**GIVEN RECORDS**
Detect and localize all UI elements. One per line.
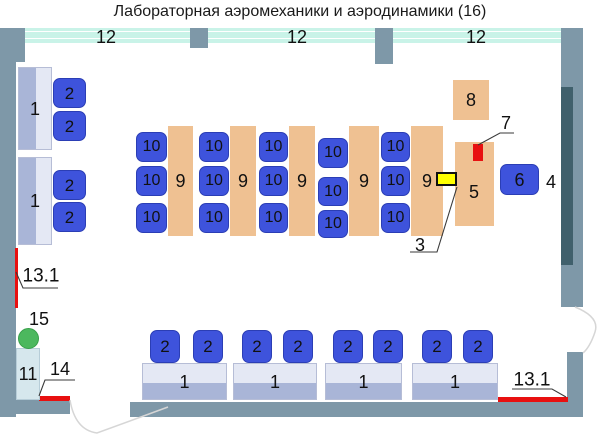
chair-2: 2 bbox=[373, 330, 403, 363]
page-title: Лабораторная аэромеханики и аэродинамики… bbox=[0, 3, 600, 21]
student-desk-1: 1 bbox=[412, 363, 498, 400]
floor-plan: Лабораторная аэромеханики и аэродинамики… bbox=[0, 0, 600, 442]
red-marked-line-13-1-right bbox=[498, 397, 568, 402]
student-desk-1: 1 bbox=[233, 363, 317, 400]
chair-2: 2 bbox=[53, 78, 86, 108]
desk-1-left-b: 1 bbox=[18, 157, 52, 245]
label-5: 5 bbox=[469, 183, 479, 201]
window-label-12: 12 bbox=[96, 28, 116, 46]
stool-10: 10 bbox=[381, 203, 410, 233]
stool-10: 10 bbox=[136, 132, 167, 162]
label-13-1-left: 13.1 bbox=[23, 267, 60, 286]
stool-10: 10 bbox=[318, 177, 348, 206]
red-marked-line-14 bbox=[39, 396, 70, 401]
lab-bench-9: 9 bbox=[168, 126, 193, 236]
label-13-1-right: 13.1 bbox=[514, 371, 551, 390]
chair-2: 2 bbox=[53, 111, 86, 141]
stool-10: 10 bbox=[259, 132, 288, 162]
device-3 bbox=[436, 172, 457, 186]
chair-2: 2 bbox=[463, 330, 493, 363]
wall-left bbox=[0, 28, 16, 417]
wall-board-4 bbox=[561, 87, 573, 265]
stool-10: 10 bbox=[259, 166, 288, 196]
label-7: 7 bbox=[501, 114, 511, 132]
stool-10: 10 bbox=[381, 166, 410, 196]
marker-15 bbox=[18, 328, 39, 349]
stool-10: 10 bbox=[318, 210, 348, 238]
student-desk-1: 1 bbox=[142, 363, 227, 400]
stool-10: 10 bbox=[318, 138, 348, 168]
stool-10: 10 bbox=[199, 132, 229, 162]
chair-2: 2 bbox=[53, 170, 86, 200]
chair-2: 2 bbox=[53, 202, 86, 232]
cabinet-8: 8 bbox=[453, 80, 489, 120]
chair-2: 2 bbox=[283, 330, 313, 363]
chair-6: 6 bbox=[500, 164, 539, 195]
stool-10: 10 bbox=[136, 166, 167, 196]
label-3: 3 bbox=[415, 236, 425, 254]
chair-2: 2 bbox=[242, 330, 272, 363]
wall-bottom-left bbox=[0, 399, 70, 414]
stool-10: 10 bbox=[381, 132, 410, 162]
device-7 bbox=[473, 144, 483, 161]
desk-1-left-a: 1 bbox=[18, 67, 52, 150]
wall-corner-topleft bbox=[0, 28, 25, 62]
chair-2: 2 bbox=[193, 330, 223, 363]
wall-bottom-right bbox=[130, 402, 583, 417]
stool-10: 10 bbox=[259, 203, 288, 233]
red-marked-line-13-1-left bbox=[15, 248, 18, 308]
student-desk-1: 1 bbox=[325, 363, 402, 400]
chair-2: 2 bbox=[150, 330, 180, 363]
stool-10: 10 bbox=[136, 203, 167, 233]
cabinet-11: 11 bbox=[16, 348, 40, 400]
label-4: 4 bbox=[546, 173, 556, 191]
door-arc-right bbox=[575, 307, 596, 353]
label-14: 14 bbox=[50, 360, 70, 378]
window-label-12: 12 bbox=[466, 28, 486, 46]
lab-bench-9: 9 bbox=[349, 126, 379, 236]
stool-10: 10 bbox=[199, 166, 229, 196]
wall-pillar-top-1 bbox=[190, 28, 208, 48]
chair-2: 2 bbox=[422, 330, 452, 363]
lab-bench-9: 9 bbox=[230, 126, 256, 236]
lab-bench-9: 9 bbox=[289, 126, 315, 236]
label-15: 15 bbox=[29, 310, 49, 328]
stool-10: 10 bbox=[199, 203, 229, 233]
wall-pillar-top-2 bbox=[375, 28, 393, 64]
leader-14 bbox=[39, 380, 75, 396]
window-label-12: 12 bbox=[287, 28, 307, 46]
chair-2: 2 bbox=[333, 330, 363, 363]
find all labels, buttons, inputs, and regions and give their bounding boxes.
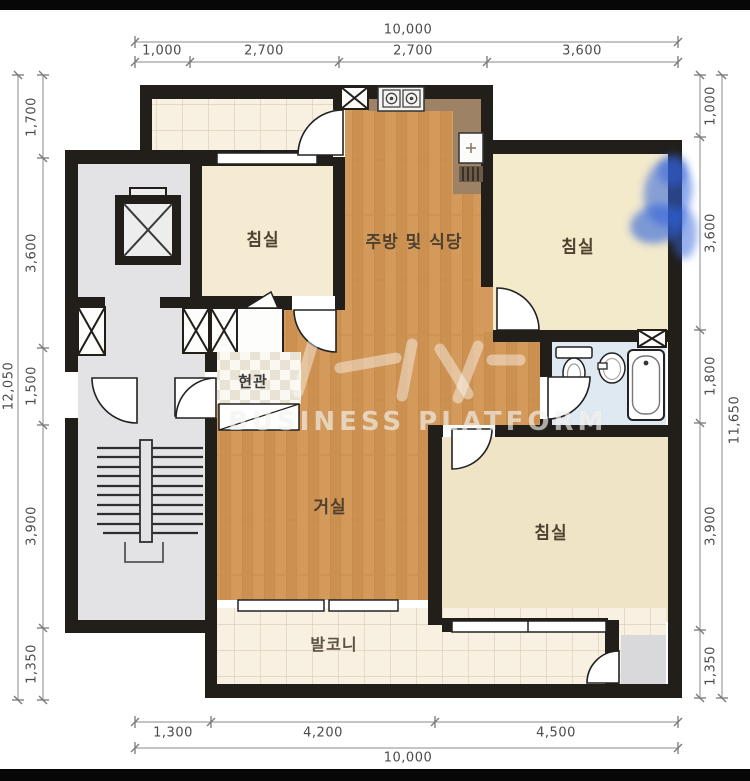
watermark-text: BUSINESS PLATFORM bbox=[228, 407, 548, 437]
dim-bottom-seg-2: 4,500 bbox=[536, 726, 576, 741]
room-label-bedroom-top-left: 침실 bbox=[246, 226, 279, 251]
bathtub bbox=[628, 350, 664, 420]
vent-grill bbox=[459, 166, 483, 182]
utility-corner bbox=[621, 635, 666, 685]
room-label-bedroom-top-right: 침실 bbox=[561, 233, 594, 258]
floorplan-drawing bbox=[0, 0, 750, 781]
room-label-kitchen: 주방 및 식당 bbox=[365, 228, 462, 253]
dim-left-seg-0: 1,700 bbox=[25, 97, 40, 137]
dim-right-seg-1: 3,600 bbox=[704, 213, 719, 253]
elevator bbox=[115, 188, 181, 265]
room-label-living: 거실 bbox=[313, 493, 346, 518]
dim-left-seg-2: 1,500 bbox=[25, 366, 40, 406]
dim-top-seg-3: 3,600 bbox=[562, 44, 602, 59]
dim-top-total: 10,000 bbox=[384, 23, 433, 38]
dim-right-seg-0: 1,000 bbox=[704, 86, 719, 126]
room-label-balcony: 발코니 bbox=[310, 631, 357, 655]
dim-right-seg-4: 1,350 bbox=[704, 646, 719, 686]
dim-top-seg-2: 2,700 bbox=[393, 44, 433, 59]
dim-left-seg-3: 3,900 bbox=[25, 506, 40, 546]
dim-top-seg-0: 1,000 bbox=[142, 44, 182, 59]
floorplan-screenshot: 10,000 1,000 2,700 2,700 3,600 12,050 1,… bbox=[0, 0, 750, 781]
dim-left-seg-4: 1,350 bbox=[25, 644, 40, 684]
dim-bottom-seg-1: 4,200 bbox=[303, 726, 343, 741]
sink bbox=[598, 353, 625, 383]
dim-bottom-total: 10,000 bbox=[384, 751, 433, 766]
dim-bottom-seg-0: 1,300 bbox=[153, 726, 193, 741]
dim-right-seg-2: 1,800 bbox=[704, 356, 719, 396]
refrigerator bbox=[459, 133, 483, 163]
dim-left-total: 12,050 bbox=[2, 362, 17, 411]
dim-right-seg-3: 3,900 bbox=[704, 506, 719, 546]
stove bbox=[378, 87, 424, 111]
dim-top-seg-1: 2,700 bbox=[244, 44, 284, 59]
dim-right-total: 11,650 bbox=[728, 396, 743, 445]
dim-left-seg-1: 3,600 bbox=[25, 233, 40, 273]
room-label-entrance: 현관 bbox=[238, 371, 268, 392]
room-label-bedroom-bottom-right: 침실 bbox=[534, 519, 567, 544]
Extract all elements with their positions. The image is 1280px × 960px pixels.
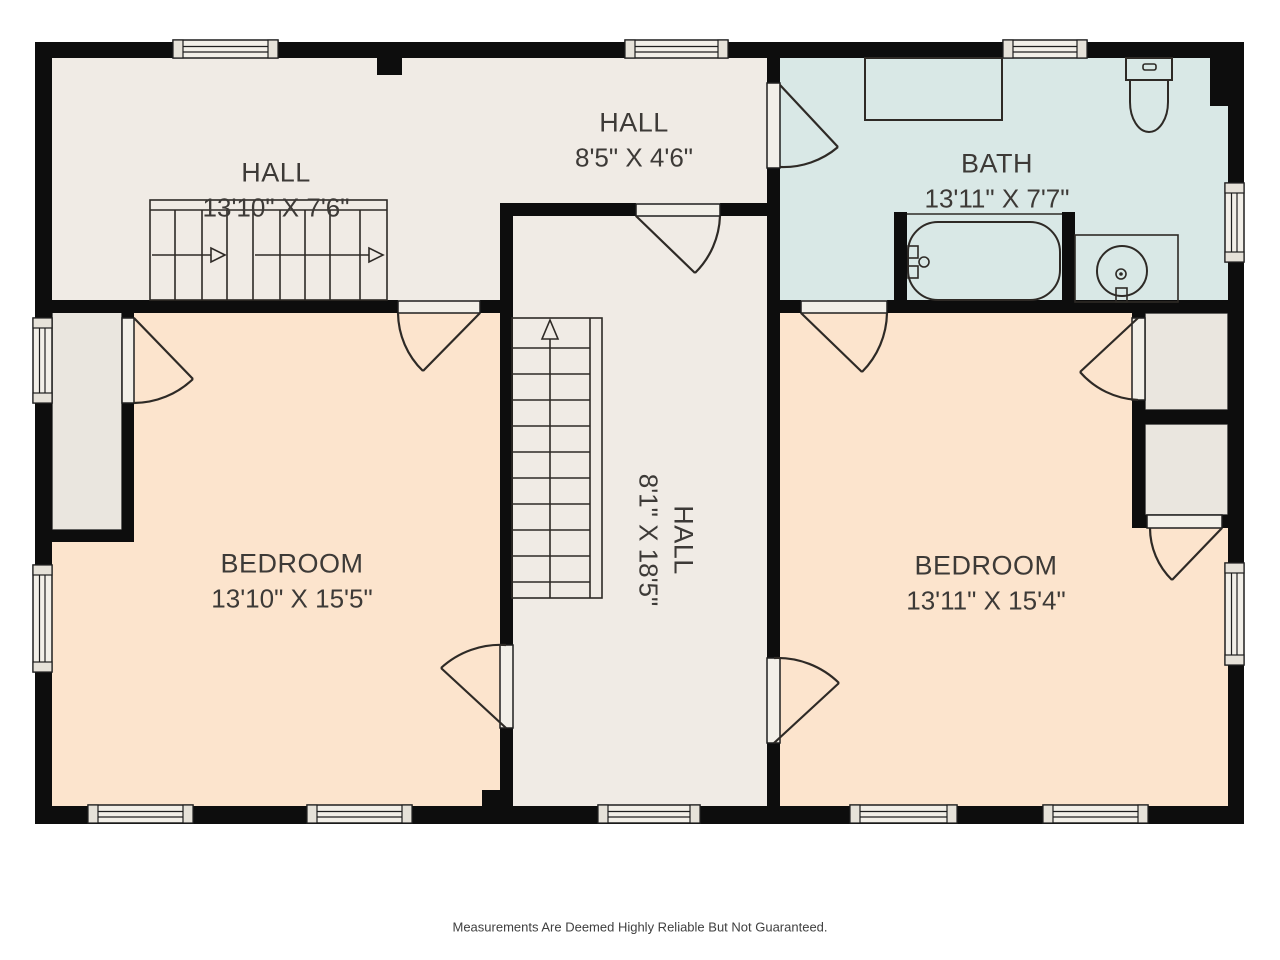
room-name: BEDROOM — [906, 549, 1065, 584]
window — [173, 40, 278, 58]
wall-segment — [377, 58, 402, 75]
window — [33, 565, 52, 672]
wall-segment — [1132, 424, 1145, 515]
wall-segment — [767, 300, 801, 313]
wall-segment — [1132, 410, 1228, 424]
room-label-bedroom-left: BEDROOM 13'10" X 15'5" — [211, 547, 372, 616]
wall-segment — [767, 168, 780, 658]
wall-segment — [1062, 212, 1075, 300]
room-label-hall-upper-mid: HALL 8'5" X 4'6" — [575, 106, 693, 175]
wall-segment — [35, 300, 398, 313]
room-label-bath: BATH 13'11" X 7'7" — [924, 147, 1069, 216]
wall-segment — [1228, 42, 1244, 824]
room-dims: 8'5" X 4'6" — [575, 141, 693, 175]
wall-segment — [767, 58, 780, 83]
wall-segment — [500, 203, 636, 216]
closet-b-floor — [1145, 424, 1228, 515]
wall-segment — [1222, 515, 1228, 528]
room-name: HALL — [575, 106, 693, 141]
room-label-bedroom-right: BEDROOM 13'11" X 15'4" — [906, 549, 1065, 618]
window — [33, 318, 52, 403]
window — [1003, 40, 1087, 58]
window — [625, 40, 728, 58]
wall-segment — [887, 300, 1244, 313]
room-label-hall-upper-left: HALL 13'10" X 7'6" — [203, 156, 350, 225]
window — [88, 805, 193, 823]
window — [1225, 183, 1244, 262]
wall-segment — [767, 743, 780, 806]
wall-segment — [894, 212, 907, 300]
window — [850, 805, 957, 823]
room-name: HALL — [666, 474, 701, 606]
wall-segment — [482, 790, 513, 806]
room-dims: 13'10" X 7'6" — [203, 191, 350, 225]
room-dims: 8'1" X 18'5" — [632, 474, 666, 606]
window — [307, 805, 412, 823]
wall-segment — [35, 42, 52, 824]
room-dims: 13'11" X 15'4" — [906, 584, 1065, 618]
closet-left-floor — [52, 312, 122, 530]
room-dims: 13'11" X 7'7" — [924, 182, 1069, 216]
wall-segment — [1132, 400, 1145, 410]
wall-segment — [122, 403, 134, 530]
wall-segment — [500, 213, 513, 645]
closet-a-floor — [1145, 313, 1228, 410]
disclaimer-text: Measurements Are Deemed Highly Reliable … — [452, 920, 827, 935]
room-name: BEDROOM — [211, 547, 372, 582]
window — [598, 805, 700, 823]
floor-plan-page: HALL 13'10" X 7'6" HALL 8'5" X 4'6" BATH… — [0, 0, 1280, 960]
room-dims: 13'10" X 15'5" — [211, 582, 372, 616]
window — [1043, 805, 1148, 823]
room-name: BATH — [924, 147, 1069, 182]
window — [1225, 563, 1244, 665]
wall-segment — [1210, 58, 1228, 106]
wall-segment — [52, 530, 134, 542]
room-name: HALL — [203, 156, 350, 191]
room-label-hall-center: HALL 8'1" X 18'5" — [632, 474, 701, 606]
wall-segment — [1132, 515, 1147, 528]
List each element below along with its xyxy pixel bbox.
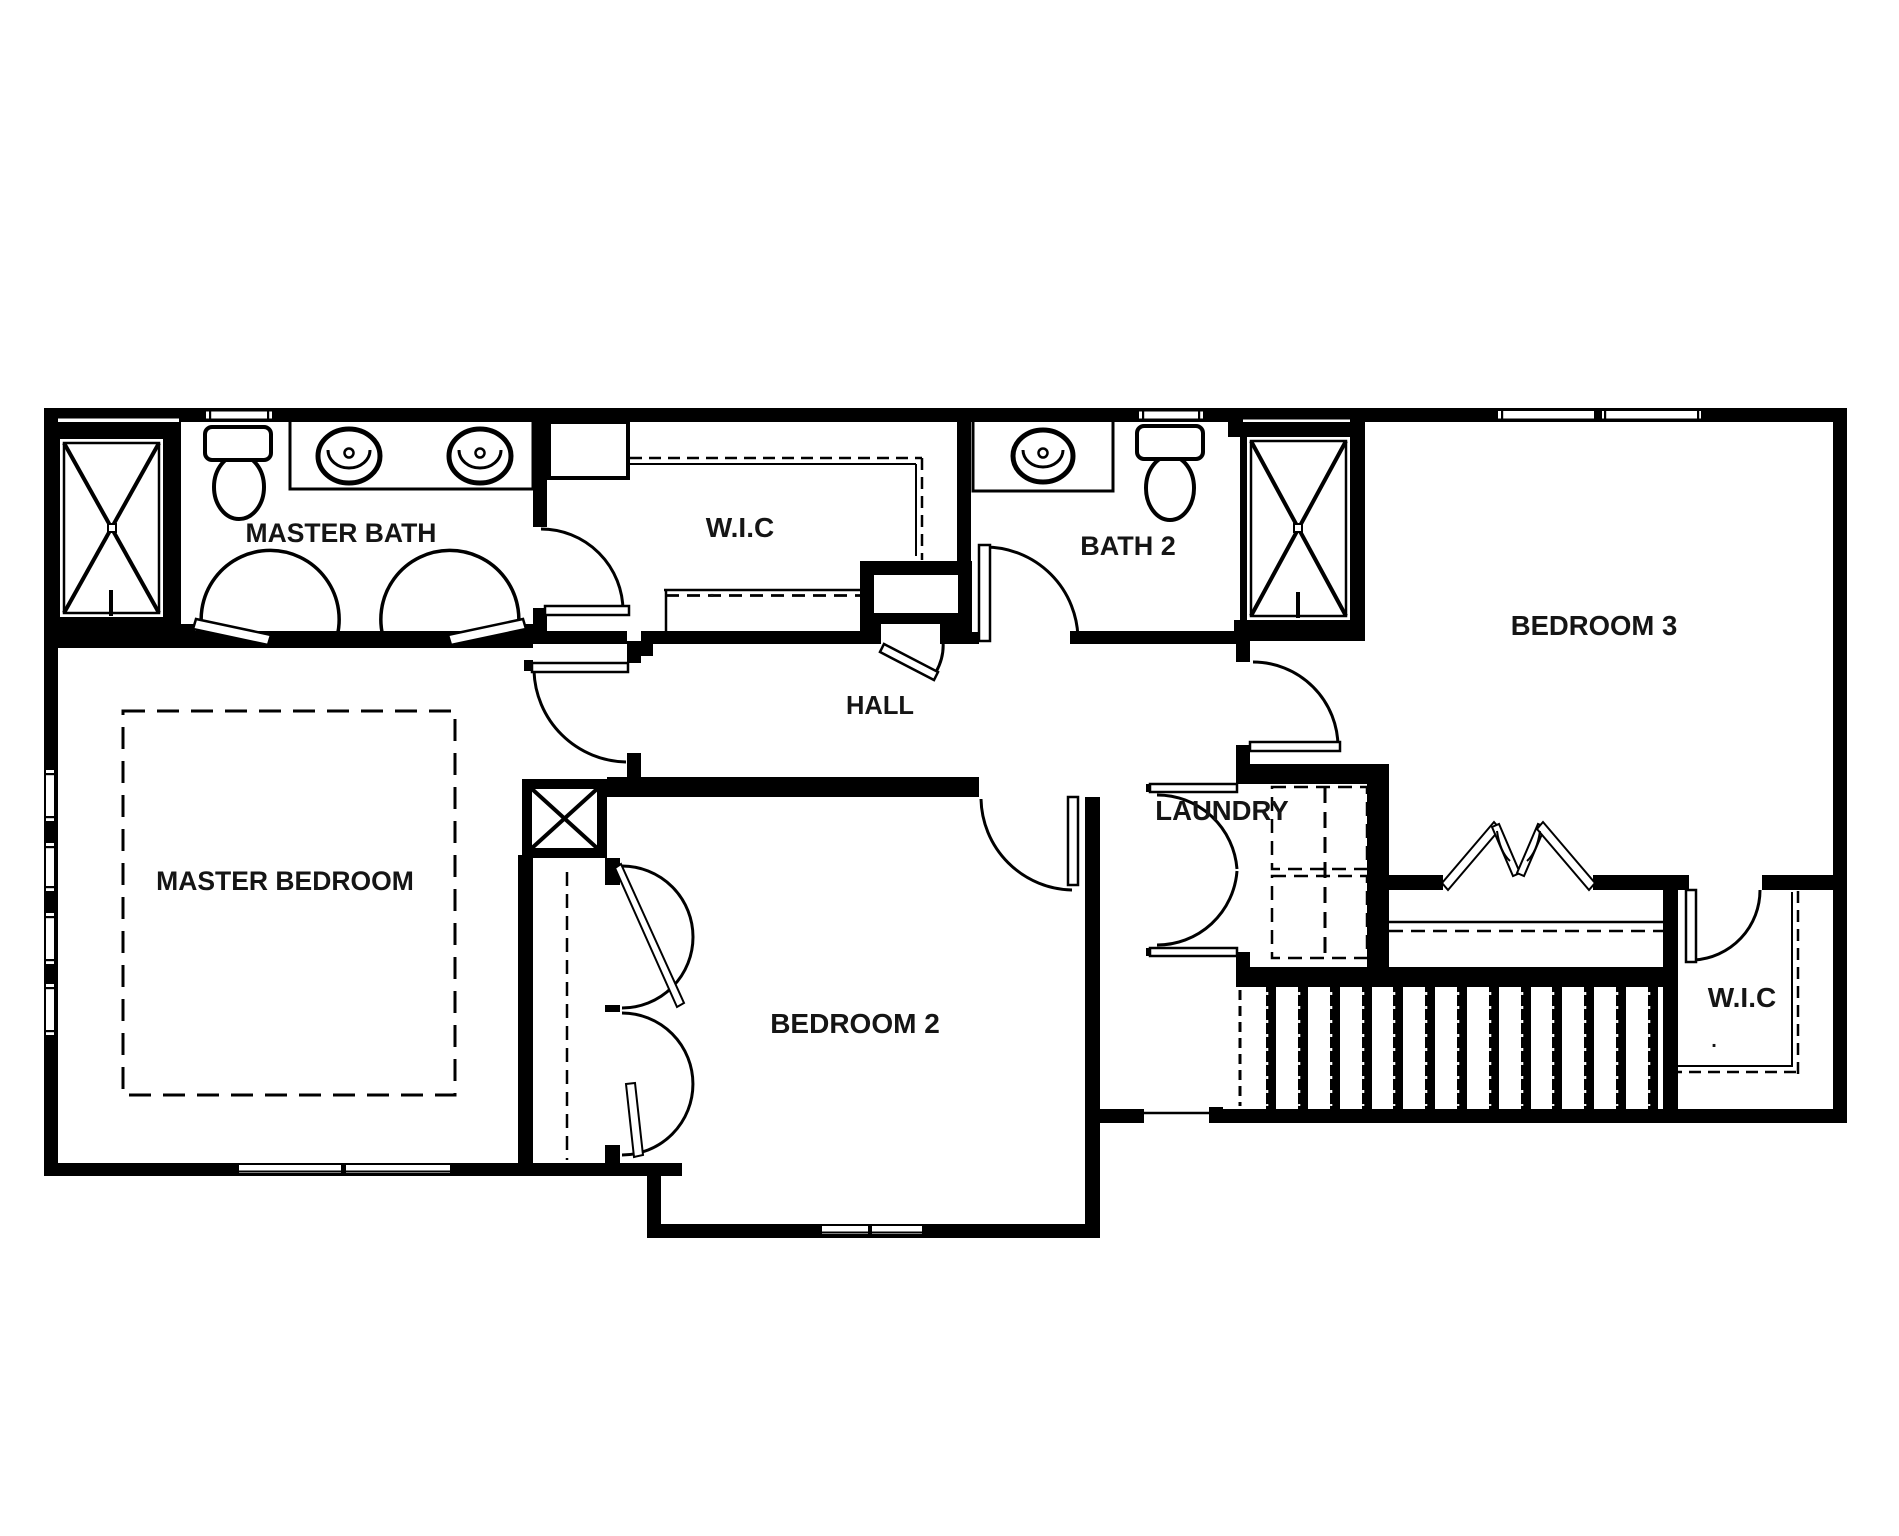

**EXERCISE GOAL**
Copy out the lines above word for word, starting at the line that contains "chair-2: 2 bbox=[373, 330, 403, 363]" and ending at the line that contains "desk-1-left-b: 1 bbox=[18, 157, 52, 245]".

**REPLY**
chair-2: 2 bbox=[373, 330, 403, 363]
page-title: Лабораторная аэромеханики и аэродинамики… bbox=[0, 3, 600, 21]
student-desk-1: 1 bbox=[412, 363, 498, 400]
floor-plan: Лабораторная аэромеханики и аэродинамики… bbox=[0, 0, 600, 442]
red-marked-line-13-1-right bbox=[498, 397, 568, 402]
student-desk-1: 1 bbox=[233, 363, 317, 400]
chair-2: 2 bbox=[53, 78, 86, 108]
desk-1-left-b: 1 bbox=[18, 157, 52, 245]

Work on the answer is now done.